» EXERCISE INPUTS:
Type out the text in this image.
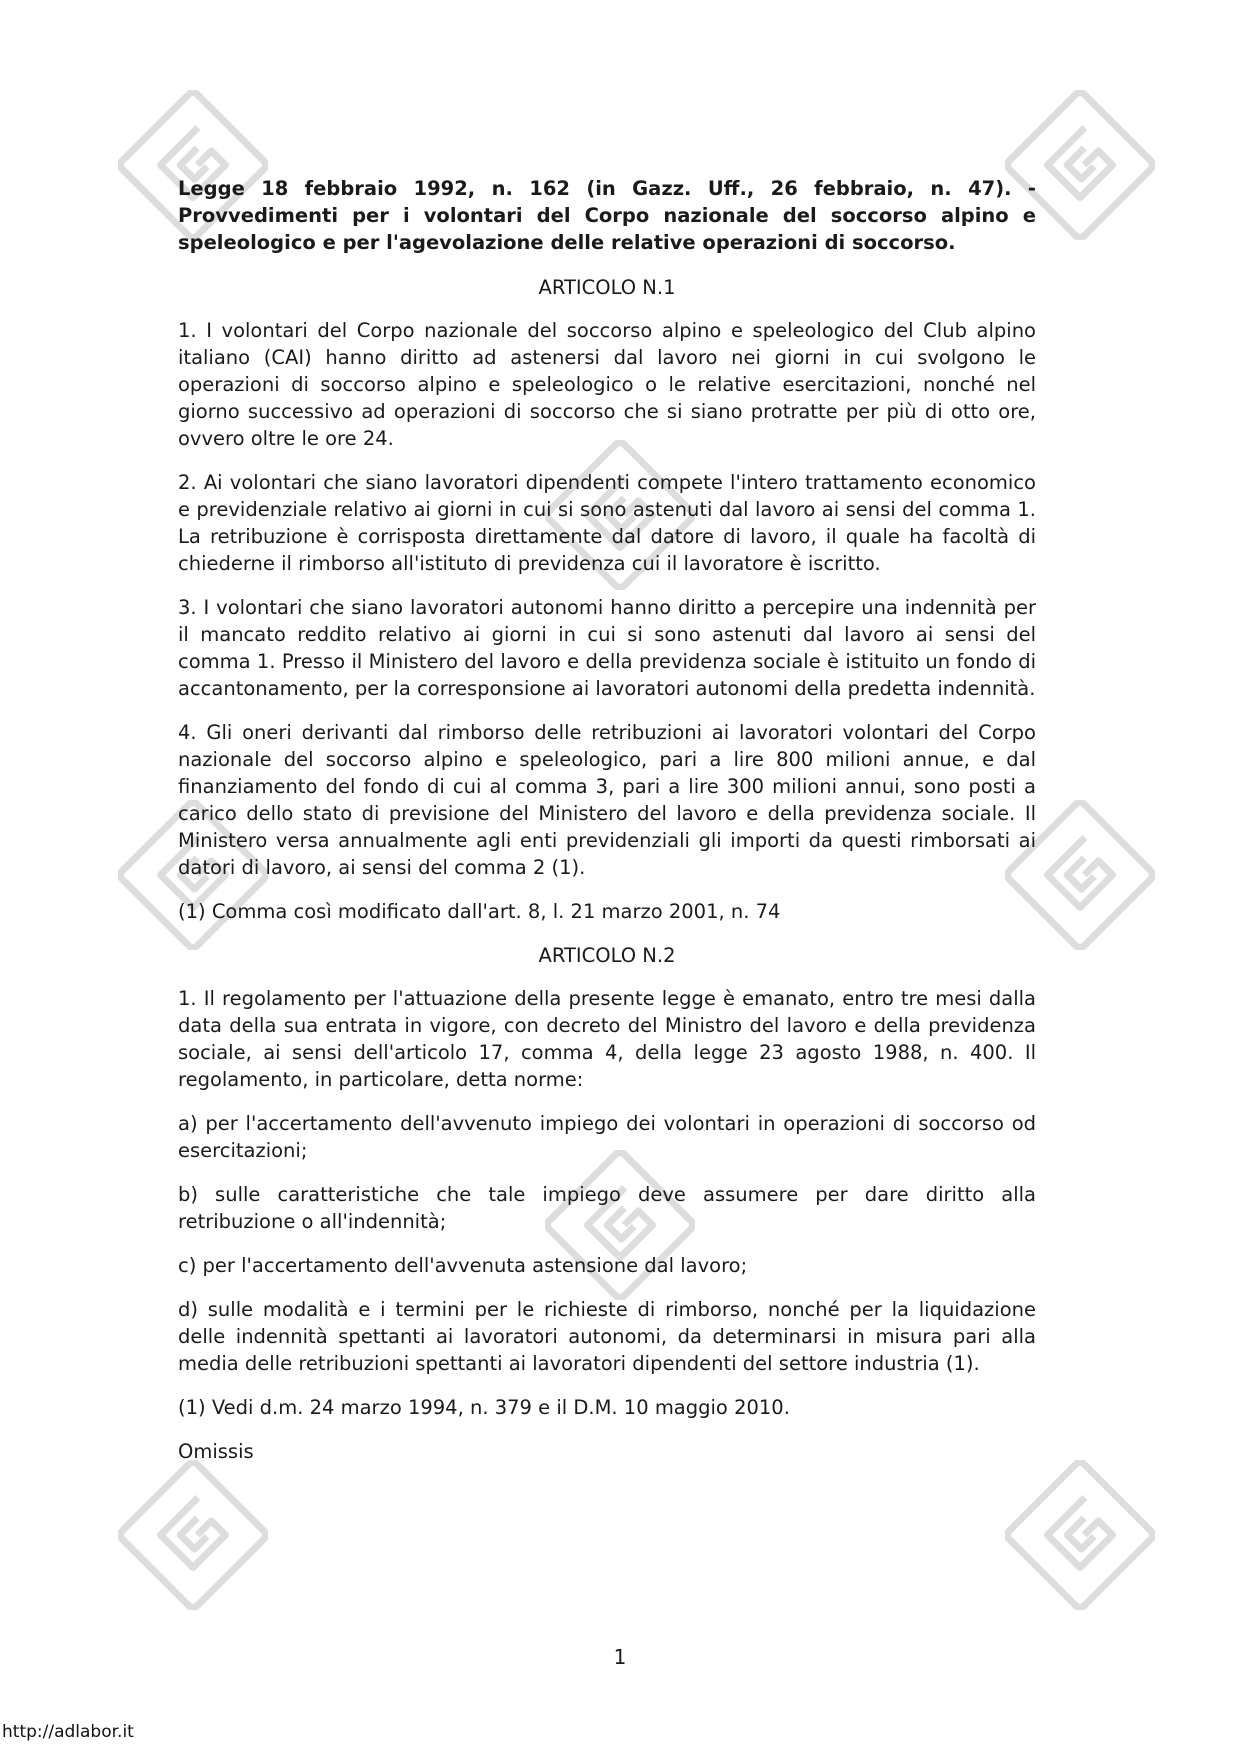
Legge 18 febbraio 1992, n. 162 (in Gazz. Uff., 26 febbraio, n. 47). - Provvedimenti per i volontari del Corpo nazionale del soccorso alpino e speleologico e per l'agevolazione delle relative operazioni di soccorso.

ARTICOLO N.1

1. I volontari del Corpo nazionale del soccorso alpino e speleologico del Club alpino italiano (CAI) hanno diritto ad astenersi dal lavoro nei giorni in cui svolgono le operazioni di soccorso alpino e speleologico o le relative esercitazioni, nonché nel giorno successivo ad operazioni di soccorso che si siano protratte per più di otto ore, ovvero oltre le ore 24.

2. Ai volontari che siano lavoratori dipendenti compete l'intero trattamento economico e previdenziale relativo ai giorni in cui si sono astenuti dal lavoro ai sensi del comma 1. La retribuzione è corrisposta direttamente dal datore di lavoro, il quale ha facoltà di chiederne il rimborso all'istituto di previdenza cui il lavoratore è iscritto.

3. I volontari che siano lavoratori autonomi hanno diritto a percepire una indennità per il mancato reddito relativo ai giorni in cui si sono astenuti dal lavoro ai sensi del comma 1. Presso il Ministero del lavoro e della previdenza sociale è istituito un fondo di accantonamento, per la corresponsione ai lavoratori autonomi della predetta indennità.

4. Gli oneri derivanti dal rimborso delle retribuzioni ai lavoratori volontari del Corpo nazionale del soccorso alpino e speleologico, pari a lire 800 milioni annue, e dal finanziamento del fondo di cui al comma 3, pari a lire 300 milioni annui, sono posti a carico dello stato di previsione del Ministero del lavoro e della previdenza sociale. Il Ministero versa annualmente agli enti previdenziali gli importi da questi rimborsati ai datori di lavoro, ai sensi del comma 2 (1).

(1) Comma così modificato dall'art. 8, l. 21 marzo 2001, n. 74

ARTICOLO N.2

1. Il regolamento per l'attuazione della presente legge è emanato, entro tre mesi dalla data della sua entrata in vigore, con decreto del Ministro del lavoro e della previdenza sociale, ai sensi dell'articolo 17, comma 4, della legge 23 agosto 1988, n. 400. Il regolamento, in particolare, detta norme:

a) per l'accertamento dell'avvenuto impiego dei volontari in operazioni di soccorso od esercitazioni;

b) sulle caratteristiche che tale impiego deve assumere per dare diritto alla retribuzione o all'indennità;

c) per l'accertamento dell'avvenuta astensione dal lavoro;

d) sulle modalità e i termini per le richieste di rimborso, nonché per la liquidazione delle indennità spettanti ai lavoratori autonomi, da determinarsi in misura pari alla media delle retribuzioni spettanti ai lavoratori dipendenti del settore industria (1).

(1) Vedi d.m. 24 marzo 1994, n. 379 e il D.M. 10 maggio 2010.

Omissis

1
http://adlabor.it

» SET TASK: Count each line with "pari" in it and report that figure by itself.

» RESPONSE: 2